>> START Material shown

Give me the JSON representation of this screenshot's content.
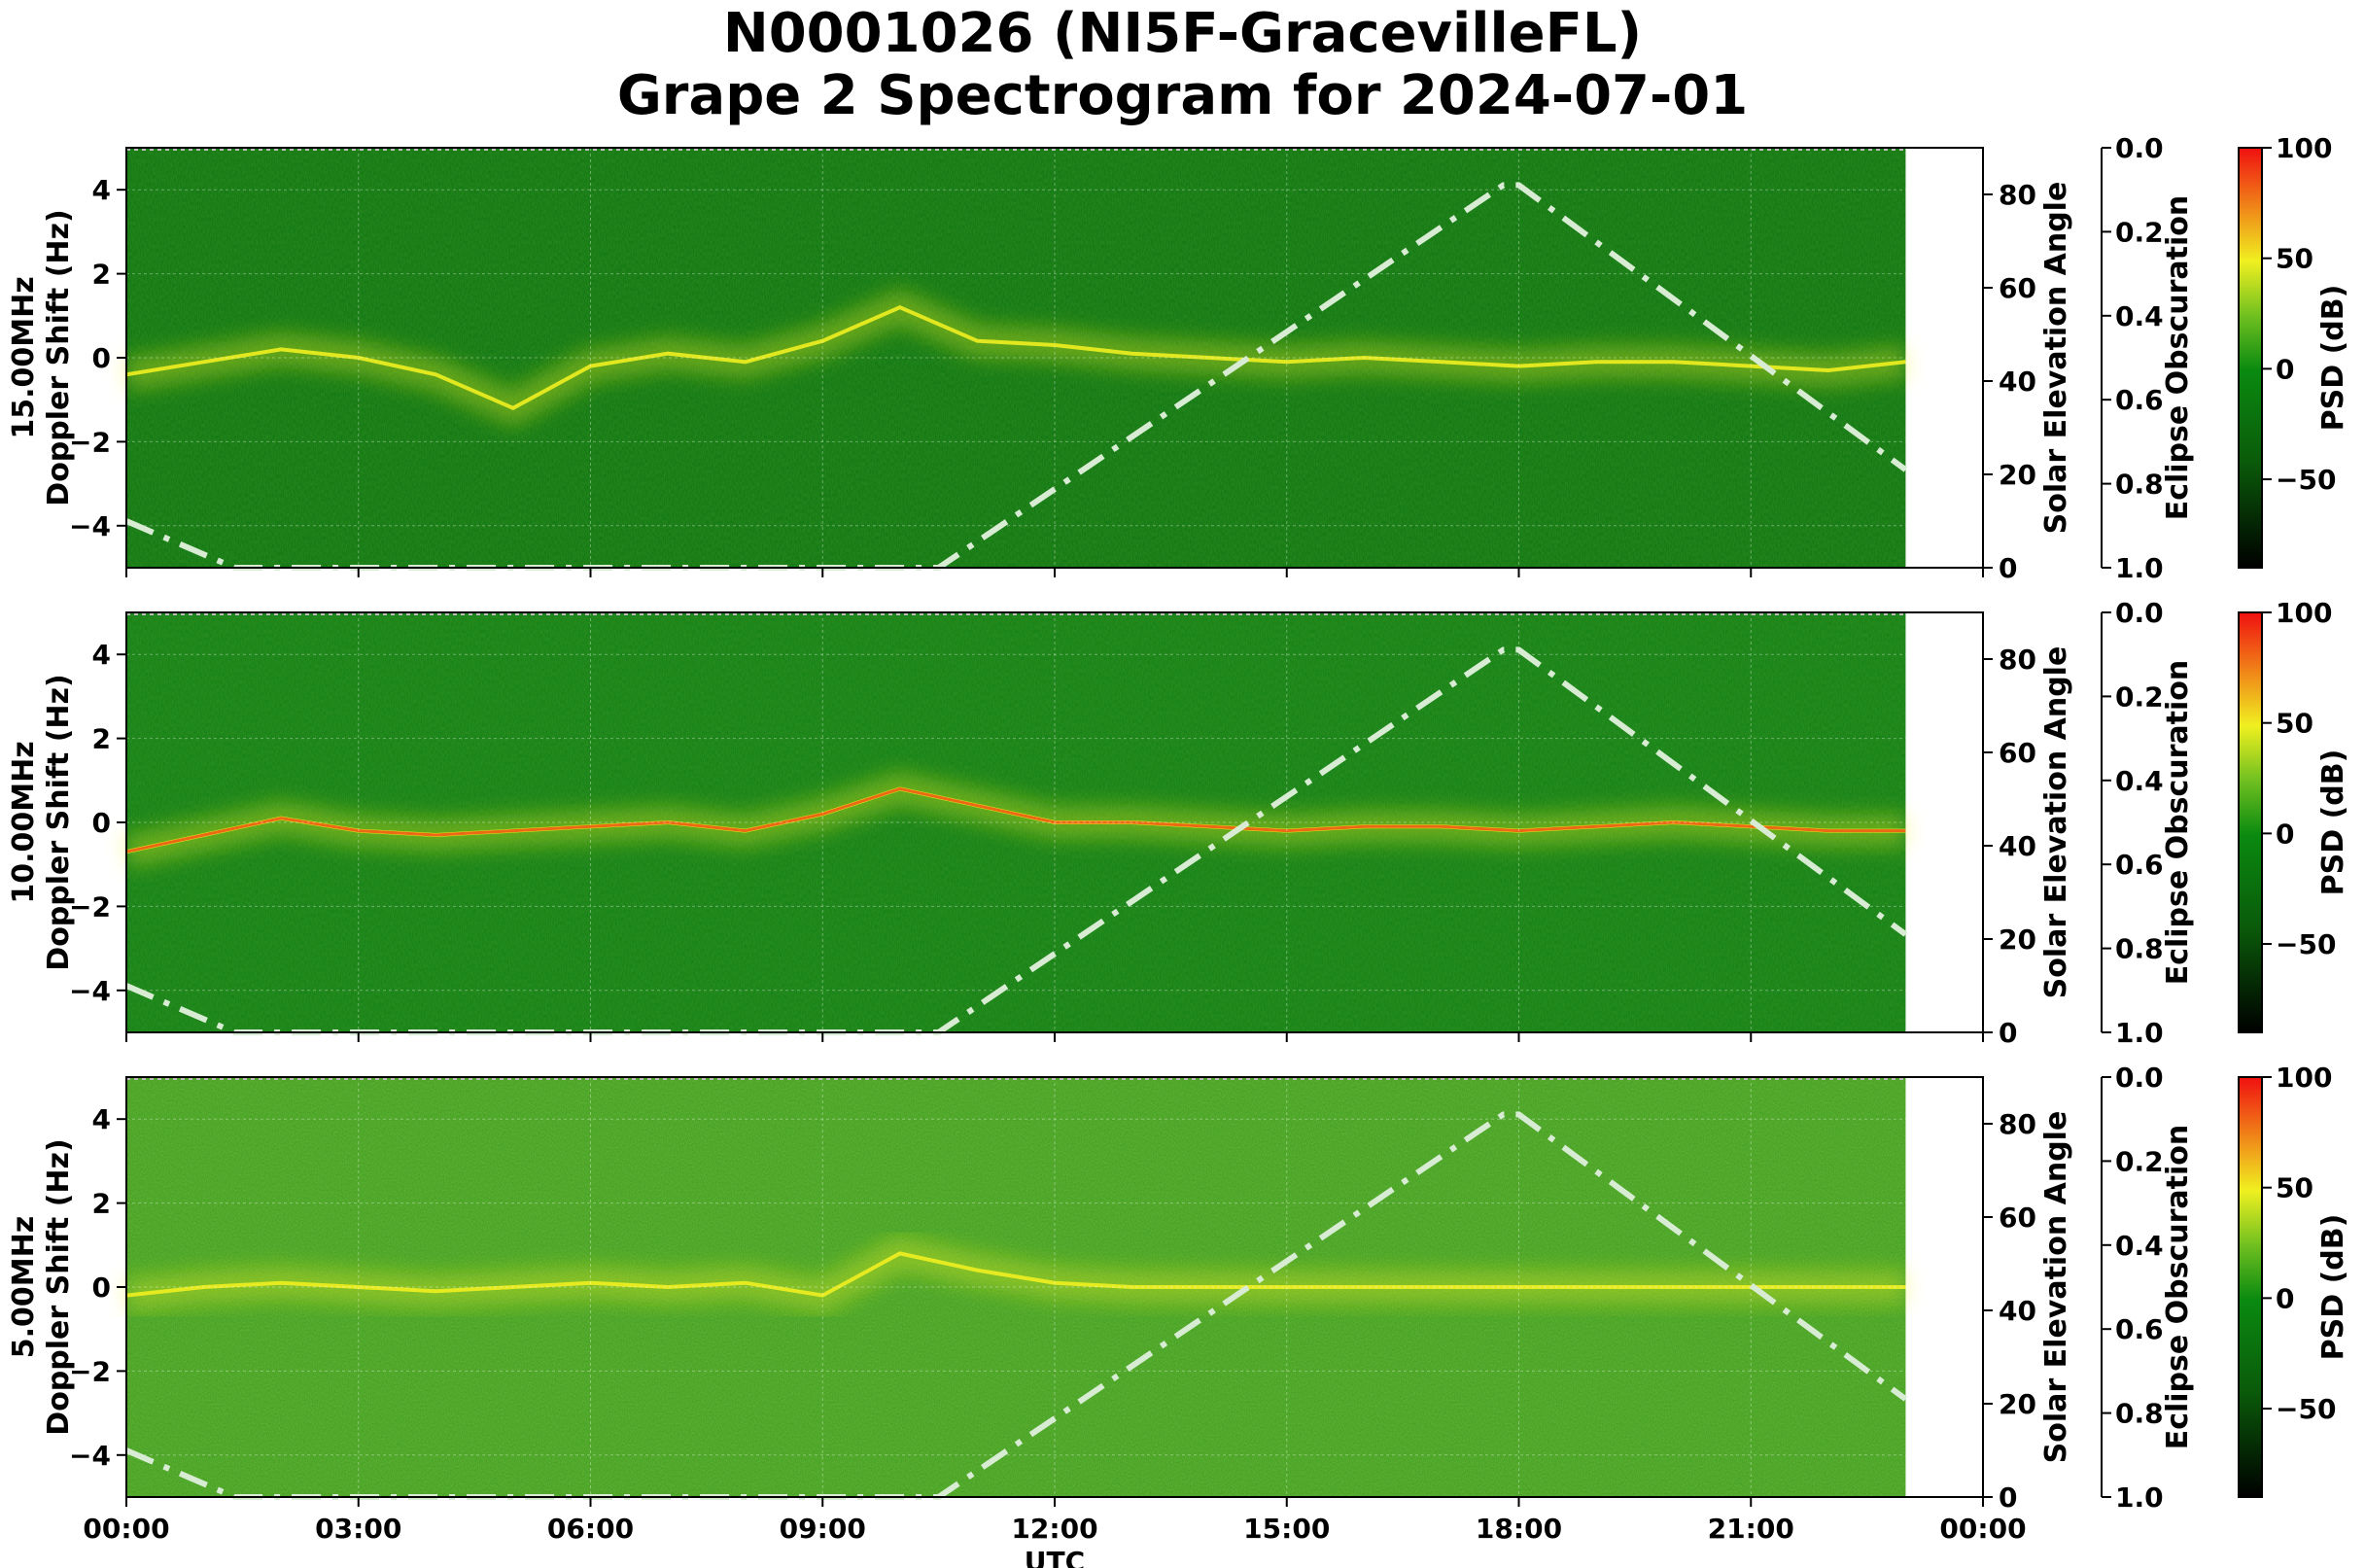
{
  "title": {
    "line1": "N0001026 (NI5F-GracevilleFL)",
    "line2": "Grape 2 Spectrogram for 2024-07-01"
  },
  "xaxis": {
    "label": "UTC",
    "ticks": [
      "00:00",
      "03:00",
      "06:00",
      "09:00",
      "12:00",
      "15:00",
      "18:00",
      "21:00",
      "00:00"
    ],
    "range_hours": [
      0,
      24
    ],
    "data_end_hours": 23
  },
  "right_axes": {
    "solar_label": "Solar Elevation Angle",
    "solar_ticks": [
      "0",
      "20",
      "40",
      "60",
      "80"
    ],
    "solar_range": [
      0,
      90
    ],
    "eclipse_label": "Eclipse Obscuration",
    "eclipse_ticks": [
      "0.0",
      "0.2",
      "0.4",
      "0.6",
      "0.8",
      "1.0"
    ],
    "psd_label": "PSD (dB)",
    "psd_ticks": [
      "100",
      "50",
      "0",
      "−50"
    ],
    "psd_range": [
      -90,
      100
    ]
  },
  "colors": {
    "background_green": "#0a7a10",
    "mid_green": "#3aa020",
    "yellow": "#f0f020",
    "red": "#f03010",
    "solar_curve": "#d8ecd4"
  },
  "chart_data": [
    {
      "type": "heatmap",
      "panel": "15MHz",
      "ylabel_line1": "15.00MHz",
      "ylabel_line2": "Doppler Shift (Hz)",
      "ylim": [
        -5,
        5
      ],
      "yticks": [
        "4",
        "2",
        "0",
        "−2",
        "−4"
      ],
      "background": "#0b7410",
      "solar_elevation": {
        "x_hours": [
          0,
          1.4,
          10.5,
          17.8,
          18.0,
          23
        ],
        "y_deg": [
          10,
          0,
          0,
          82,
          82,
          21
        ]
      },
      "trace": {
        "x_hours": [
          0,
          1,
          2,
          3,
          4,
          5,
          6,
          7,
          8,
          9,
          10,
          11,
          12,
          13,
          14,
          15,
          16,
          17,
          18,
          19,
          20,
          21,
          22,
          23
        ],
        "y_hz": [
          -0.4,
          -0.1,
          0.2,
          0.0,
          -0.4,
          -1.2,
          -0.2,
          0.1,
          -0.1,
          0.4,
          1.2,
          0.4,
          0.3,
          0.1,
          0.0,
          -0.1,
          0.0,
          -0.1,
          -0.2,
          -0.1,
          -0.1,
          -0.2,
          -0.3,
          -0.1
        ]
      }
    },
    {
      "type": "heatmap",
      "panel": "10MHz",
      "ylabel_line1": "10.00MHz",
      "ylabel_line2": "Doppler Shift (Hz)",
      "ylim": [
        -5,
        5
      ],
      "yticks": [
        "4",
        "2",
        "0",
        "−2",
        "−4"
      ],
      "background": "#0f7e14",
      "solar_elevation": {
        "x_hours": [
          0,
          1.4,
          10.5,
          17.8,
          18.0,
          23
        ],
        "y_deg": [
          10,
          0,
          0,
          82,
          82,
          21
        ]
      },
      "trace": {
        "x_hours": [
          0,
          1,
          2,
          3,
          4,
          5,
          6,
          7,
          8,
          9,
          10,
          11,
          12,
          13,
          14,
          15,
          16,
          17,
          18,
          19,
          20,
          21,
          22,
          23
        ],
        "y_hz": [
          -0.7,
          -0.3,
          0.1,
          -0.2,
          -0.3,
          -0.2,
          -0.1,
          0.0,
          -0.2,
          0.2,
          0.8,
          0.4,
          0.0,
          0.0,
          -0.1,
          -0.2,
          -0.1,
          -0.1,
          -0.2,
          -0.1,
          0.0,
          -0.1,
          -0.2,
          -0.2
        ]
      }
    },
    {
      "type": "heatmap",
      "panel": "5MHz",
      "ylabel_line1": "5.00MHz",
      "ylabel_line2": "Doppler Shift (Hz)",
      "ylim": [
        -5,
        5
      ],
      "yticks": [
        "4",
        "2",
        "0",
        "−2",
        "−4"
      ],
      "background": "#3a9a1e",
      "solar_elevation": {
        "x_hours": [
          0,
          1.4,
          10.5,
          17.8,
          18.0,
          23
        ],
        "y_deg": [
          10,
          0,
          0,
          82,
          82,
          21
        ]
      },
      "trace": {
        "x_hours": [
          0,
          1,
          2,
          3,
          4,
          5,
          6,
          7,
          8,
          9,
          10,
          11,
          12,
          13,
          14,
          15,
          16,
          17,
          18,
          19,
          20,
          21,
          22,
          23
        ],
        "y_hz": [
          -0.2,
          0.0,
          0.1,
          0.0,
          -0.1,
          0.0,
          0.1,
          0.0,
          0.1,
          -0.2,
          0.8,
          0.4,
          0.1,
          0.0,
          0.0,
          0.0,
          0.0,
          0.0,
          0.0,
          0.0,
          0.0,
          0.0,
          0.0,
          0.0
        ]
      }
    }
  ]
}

>> END Material shown

### What you need to do
Reproduce each entry precisely, dropping only the pictures.

### Solution for this exercise
Give me the JSON representation of this screenshot's content.
{
  "title": {
    "line1": "N0001026 (NI5F-GracevilleFL)",
    "line2": "Grape 2 Spectrogram for 2024-07-01"
  },
  "xaxis": {
    "label": "UTC",
    "ticks": [
      "00:00",
      "03:00",
      "06:00",
      "09:00",
      "12:00",
      "15:00",
      "18:00",
      "21:00",
      "00:00"
    ],
    "range_hours": [
      0,
      24
    ],
    "data_end_hours": 23
  },
  "right_axes": {
    "solar_label": "Solar Elevation Angle",
    "solar_ticks": [
      "0",
      "20",
      "40",
      "60",
      "80"
    ],
    "solar_range": [
      0,
      90
    ],
    "eclipse_label": "Eclipse Obscuration",
    "eclipse_ticks": [
      "0.0",
      "0.2",
      "0.4",
      "0.6",
      "0.8",
      "1.0"
    ],
    "psd_label": "PSD (dB)",
    "psd_ticks": [
      "100",
      "50",
      "0",
      "−50"
    ],
    "psd_range": [
      -90,
      100
    ]
  },
  "colors": {
    "background_green": "#0a7a10",
    "mid_green": "#3aa020",
    "yellow": "#f0f020",
    "red": "#f03010",
    "solar_curve": "#d8ecd4"
  },
  "chart_data": [
    {
      "type": "heatmap",
      "panel": "15MHz",
      "ylabel_line1": "15.00MHz",
      "ylabel_line2": "Doppler Shift (Hz)",
      "ylim": [
        -5,
        5
      ],
      "yticks": [
        "4",
        "2",
        "0",
        "−2",
        "−4"
      ],
      "background": "#0b7410",
      "solar_elevation": {
        "x_hours": [
          0,
          1.4,
          10.5,
          17.8,
          18.0,
          23
        ],
        "y_deg": [
          10,
          0,
          0,
          82,
          82,
          21
        ]
      },
      "trace": {
        "x_hours": [
          0,
          1,
          2,
          3,
          4,
          5,
          6,
          7,
          8,
          9,
          10,
          11,
          12,
          13,
          14,
          15,
          16,
          17,
          18,
          19,
          20,
          21,
          22,
          23
        ],
        "y_hz": [
          -0.4,
          -0.1,
          0.2,
          0.0,
          -0.4,
          -1.2,
          -0.2,
          0.1,
          -0.1,
          0.4,
          1.2,
          0.4,
          0.3,
          0.1,
          0.0,
          -0.1,
          0.0,
          -0.1,
          -0.2,
          -0.1,
          -0.1,
          -0.2,
          -0.3,
          -0.1
        ]
      }
    },
    {
      "type": "heatmap",
      "panel": "10MHz",
      "ylabel_line1": "10.00MHz",
      "ylabel_line2": "Doppler Shift (Hz)",
      "ylim": [
        -5,
        5
      ],
      "yticks": [
        "4",
        "2",
        "0",
        "−2",
        "−4"
      ],
      "background": "#0f7e14",
      "solar_elevation": {
        "x_hours": [
          0,
          1.4,
          10.5,
          17.8,
          18.0,
          23
        ],
        "y_deg": [
          10,
          0,
          0,
          82,
          82,
          21
        ]
      },
      "trace": {
        "x_hours": [
          0,
          1,
          2,
          3,
          4,
          5,
          6,
          7,
          8,
          9,
          10,
          11,
          12,
          13,
          14,
          15,
          16,
          17,
          18,
          19,
          20,
          21,
          22,
          23
        ],
        "y_hz": [
          -0.7,
          -0.3,
          0.1,
          -0.2,
          -0.3,
          -0.2,
          -0.1,
          0.0,
          -0.2,
          0.2,
          0.8,
          0.4,
          0.0,
          0.0,
          -0.1,
          -0.2,
          -0.1,
          -0.1,
          -0.2,
          -0.1,
          0.0,
          -0.1,
          -0.2,
          -0.2
        ]
      }
    },
    {
      "type": "heatmap",
      "panel": "5MHz",
      "ylabel_line1": "5.00MHz",
      "ylabel_line2": "Doppler Shift (Hz)",
      "ylim": [
        -5,
        5
      ],
      "yticks": [
        "4",
        "2",
        "0",
        "−2",
        "−4"
      ],
      "background": "#3a9a1e",
      "solar_elevation": {
        "x_hours": [
          0,
          1.4,
          10.5,
          17.8,
          18.0,
          23
        ],
        "y_deg": [
          10,
          0,
          0,
          82,
          82,
          21
        ]
      },
      "trace": {
        "x_hours": [
          0,
          1,
          2,
          3,
          4,
          5,
          6,
          7,
          8,
          9,
          10,
          11,
          12,
          13,
          14,
          15,
          16,
          17,
          18,
          19,
          20,
          21,
          22,
          23
        ],
        "y_hz": [
          -0.2,
          0.0,
          0.1,
          0.0,
          -0.1,
          0.0,
          0.1,
          0.0,
          0.1,
          -0.2,
          0.8,
          0.4,
          0.1,
          0.0,
          0.0,
          0.0,
          0.0,
          0.0,
          0.0,
          0.0,
          0.0,
          0.0,
          0.0,
          0.0
        ]
      }
    }
  ]
}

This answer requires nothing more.